>> begin
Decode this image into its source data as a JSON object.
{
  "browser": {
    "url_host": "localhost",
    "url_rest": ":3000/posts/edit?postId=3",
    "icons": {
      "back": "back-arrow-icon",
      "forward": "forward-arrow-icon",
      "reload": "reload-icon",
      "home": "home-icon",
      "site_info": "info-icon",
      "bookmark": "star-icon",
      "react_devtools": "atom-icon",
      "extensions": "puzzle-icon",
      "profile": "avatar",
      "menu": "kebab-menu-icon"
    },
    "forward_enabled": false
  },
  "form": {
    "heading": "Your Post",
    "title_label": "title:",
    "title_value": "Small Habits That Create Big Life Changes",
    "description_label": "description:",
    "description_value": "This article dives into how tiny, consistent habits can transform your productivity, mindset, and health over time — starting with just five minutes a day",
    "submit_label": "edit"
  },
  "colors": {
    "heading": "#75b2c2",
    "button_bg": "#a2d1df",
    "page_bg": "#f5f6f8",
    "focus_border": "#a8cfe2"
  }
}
>> end
Requirements: Return all the data exactly as given.

The solution:
Decode this image into its source data as a JSON object.
{
  "browser": {
    "url_host": "localhost",
    "url_rest": ":3000/posts/edit?postId=3",
    "icons": {
      "back": "back-arrow-icon",
      "forward": "forward-arrow-icon",
      "reload": "reload-icon",
      "home": "home-icon",
      "site_info": "info-icon",
      "bookmark": "star-icon",
      "react_devtools": "atom-icon",
      "extensions": "puzzle-icon",
      "profile": "avatar",
      "menu": "kebab-menu-icon"
    },
    "forward_enabled": false
  },
  "form": {
    "heading": "Your Post",
    "title_label": "title:",
    "title_value": "Small Habits That Create Big Life Changes",
    "description_label": "description:",
    "description_value": "This article dives into how tiny, consistent habits can transform your productivity, mindset, and health over time — starting with just five minutes a day",
    "submit_label": "edit"
  },
  "colors": {
    "heading": "#75b2c2",
    "button_bg": "#a2d1df",
    "page_bg": "#f5f6f8",
    "focus_border": "#a8cfe2"
  }
}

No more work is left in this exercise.